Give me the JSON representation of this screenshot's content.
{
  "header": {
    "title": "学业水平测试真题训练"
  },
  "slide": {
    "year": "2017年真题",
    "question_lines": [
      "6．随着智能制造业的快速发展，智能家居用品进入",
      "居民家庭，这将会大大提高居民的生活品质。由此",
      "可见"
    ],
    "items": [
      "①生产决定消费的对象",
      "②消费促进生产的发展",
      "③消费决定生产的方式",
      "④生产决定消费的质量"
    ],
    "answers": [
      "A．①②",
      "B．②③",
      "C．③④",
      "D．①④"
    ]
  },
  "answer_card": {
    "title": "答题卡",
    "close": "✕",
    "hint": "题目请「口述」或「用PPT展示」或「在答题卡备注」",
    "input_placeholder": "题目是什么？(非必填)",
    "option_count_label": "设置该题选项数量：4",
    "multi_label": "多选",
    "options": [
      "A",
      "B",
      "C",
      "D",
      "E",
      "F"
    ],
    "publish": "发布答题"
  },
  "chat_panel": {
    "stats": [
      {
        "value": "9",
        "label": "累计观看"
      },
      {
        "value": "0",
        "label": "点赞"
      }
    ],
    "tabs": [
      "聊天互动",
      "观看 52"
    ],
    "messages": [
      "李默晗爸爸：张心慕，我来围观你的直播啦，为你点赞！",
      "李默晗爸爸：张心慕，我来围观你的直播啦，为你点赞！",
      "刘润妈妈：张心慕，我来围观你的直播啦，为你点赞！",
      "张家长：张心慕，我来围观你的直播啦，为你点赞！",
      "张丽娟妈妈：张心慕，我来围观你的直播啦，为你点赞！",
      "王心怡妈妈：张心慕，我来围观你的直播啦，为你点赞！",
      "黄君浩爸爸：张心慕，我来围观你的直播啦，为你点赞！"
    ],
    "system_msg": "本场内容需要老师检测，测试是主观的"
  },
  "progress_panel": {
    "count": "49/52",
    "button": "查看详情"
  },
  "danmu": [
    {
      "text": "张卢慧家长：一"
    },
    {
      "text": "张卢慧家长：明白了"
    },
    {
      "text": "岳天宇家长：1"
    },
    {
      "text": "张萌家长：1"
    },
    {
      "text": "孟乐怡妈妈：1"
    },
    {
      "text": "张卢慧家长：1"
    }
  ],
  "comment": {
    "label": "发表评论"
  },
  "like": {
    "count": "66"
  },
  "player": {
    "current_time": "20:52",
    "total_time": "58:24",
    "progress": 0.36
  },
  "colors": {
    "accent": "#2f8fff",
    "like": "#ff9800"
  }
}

What the exercise asks: Set down all of the entries exactly, please.

Worked solution:
Give me the JSON representation of this screenshot's content.
{
  "header": {
    "title": "学业水平测试真题训练"
  },
  "slide": {
    "year": "2017年真题",
    "question_lines": [
      "6．随着智能制造业的快速发展，智能家居用品进入",
      "居民家庭，这将会大大提高居民的生活品质。由此",
      "可见"
    ],
    "items": [
      "①生产决定消费的对象",
      "②消费促进生产的发展",
      "③消费决定生产的方式",
      "④生产决定消费的质量"
    ],
    "answers": [
      "A．①②",
      "B．②③",
      "C．③④",
      "D．①④"
    ]
  },
  "answer_card": {
    "title": "答题卡",
    "close": "✕",
    "hint": "题目请「口述」或「用PPT展示」或「在答题卡备注」",
    "input_placeholder": "题目是什么？(非必填)",
    "option_count_label": "设置该题选项数量：4",
    "multi_label": "多选",
    "options": [
      "A",
      "B",
      "C",
      "D",
      "E",
      "F"
    ],
    "publish": "发布答题"
  },
  "chat_panel": {
    "stats": [
      {
        "value": "9",
        "label": "累计观看"
      },
      {
        "value": "0",
        "label": "点赞"
      }
    ],
    "tabs": [
      "聊天互动",
      "观看 52"
    ],
    "messages": [
      "李默晗爸爸：张心慕，我来围观你的直播啦，为你点赞！",
      "李默晗爸爸：张心慕，我来围观你的直播啦，为你点赞！",
      "刘润妈妈：张心慕，我来围观你的直播啦，为你点赞！",
      "张家长：张心慕，我来围观你的直播啦，为你点赞！",
      "张丽娟妈妈：张心慕，我来围观你的直播啦，为你点赞！",
      "王心怡妈妈：张心慕，我来围观你的直播啦，为你点赞！",
      "黄君浩爸爸：张心慕，我来围观你的直播啦，为你点赞！"
    ],
    "system_msg": "本场内容需要老师检测，测试是主观的"
  },
  "progress_panel": {
    "count": "49/52",
    "button": "查看详情"
  },
  "danmu": [
    {
      "text": "张卢慧家长：一"
    },
    {
      "text": "张卢慧家长：明白了"
    },
    {
      "text": "岳天宇家长：1"
    },
    {
      "text": "张萌家长：1"
    },
    {
      "text": "孟乐怡妈妈：1"
    },
    {
      "text": "张卢慧家长：1"
    }
  ],
  "comment": {
    "label": "发表评论"
  },
  "like": {
    "count": "66"
  },
  "player": {
    "current_time": "20:52",
    "total_time": "58:24",
    "progress": 0.36
  },
  "colors": {
    "accent": "#2f8fff",
    "like": "#ff9800"
  }
}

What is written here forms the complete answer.